# The request
Would you transcribe the whole listing exactly, minus its pictures?
>> begin Dataset entries
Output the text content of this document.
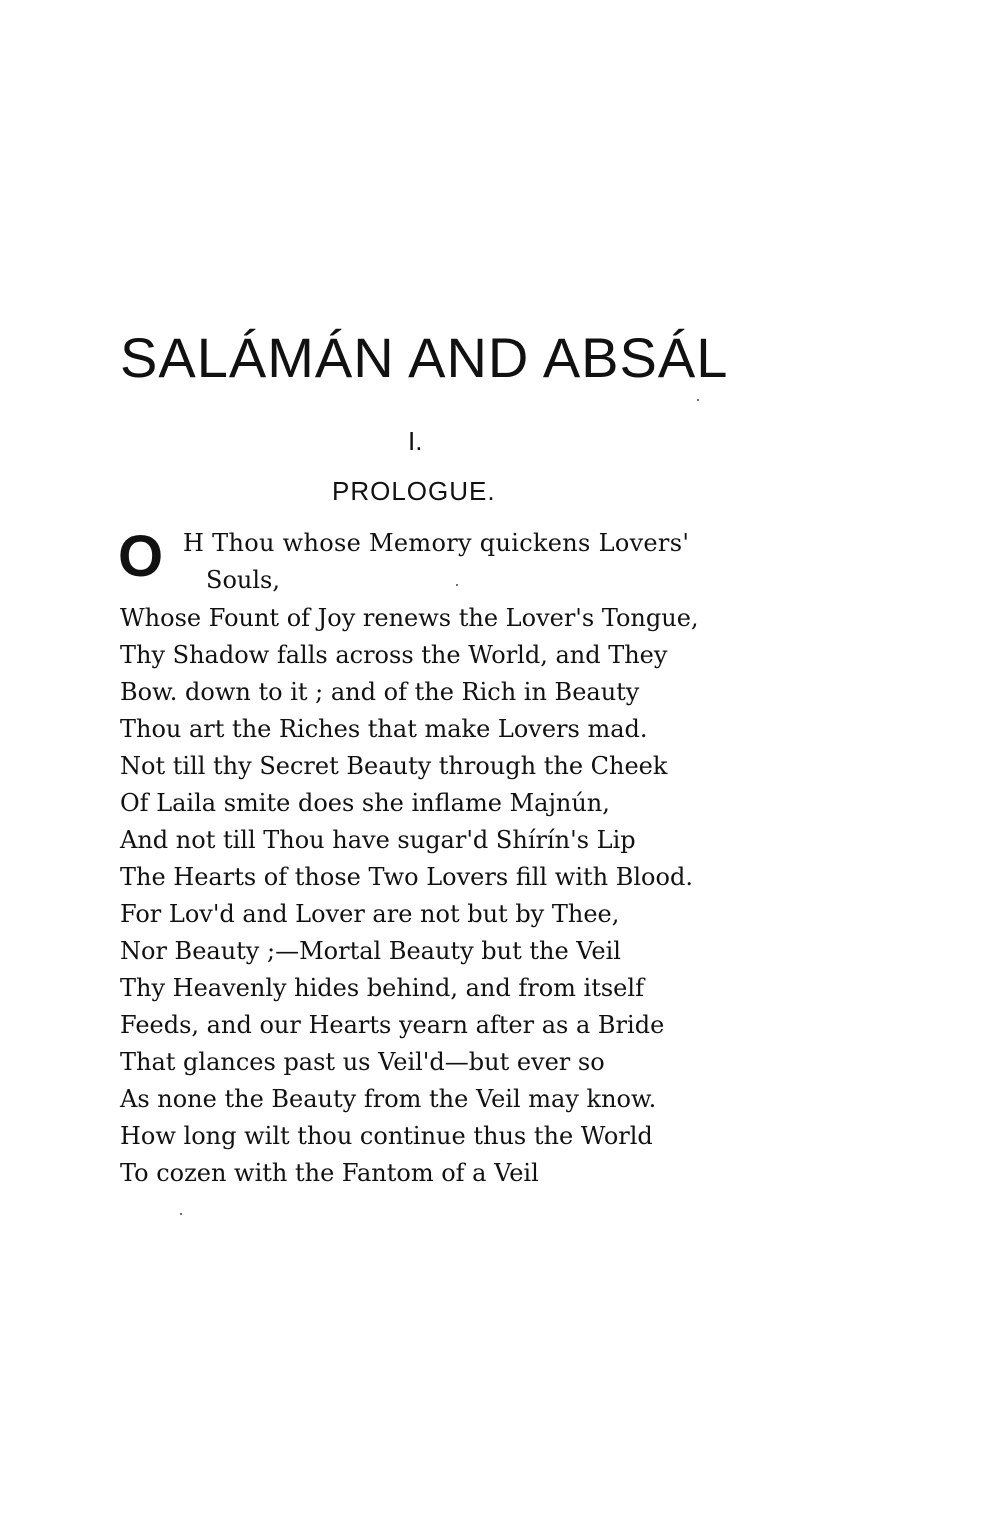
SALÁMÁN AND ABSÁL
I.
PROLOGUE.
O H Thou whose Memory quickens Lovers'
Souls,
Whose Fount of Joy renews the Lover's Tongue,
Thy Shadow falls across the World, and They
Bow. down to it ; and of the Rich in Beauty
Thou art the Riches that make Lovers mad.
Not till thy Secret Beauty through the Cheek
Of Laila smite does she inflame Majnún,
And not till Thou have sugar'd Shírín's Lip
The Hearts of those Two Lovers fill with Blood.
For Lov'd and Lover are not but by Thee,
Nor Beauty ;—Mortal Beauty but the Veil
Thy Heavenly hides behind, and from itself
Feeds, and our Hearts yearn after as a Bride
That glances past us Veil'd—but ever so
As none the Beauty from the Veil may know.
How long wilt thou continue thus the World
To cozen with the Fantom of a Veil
>> end Dataset entries
# Task result
Output the text content of this document.
SALÁMÁN AND ABSÁL
I.
PROLOGUE.
O H Thou whose Memory quickens Lovers'
Souls,
Whose Fount of Joy renews the Lover's Tongue,
Thy Shadow falls across the World, and They
Bow. down to it ; and of the Rich in Beauty
Thou art the Riches that make Lovers mad.
Not till thy Secret Beauty through the Cheek
Of Laila smite does she inflame Majnún,
And not till Thou have sugar'd Shírín's Lip
The Hearts of those Two Lovers fill with Blood.
For Lov'd and Lover are not but by Thee,
Nor Beauty ;—Mortal Beauty but the Veil
Thy Heavenly hides behind, and from itself
Feeds, and our Hearts yearn after as a Bride
That glances past us Veil'd—but ever so
As none the Beauty from the Veil may know.
How long wilt thou continue thus the World
To cozen with the Fantom of a Veil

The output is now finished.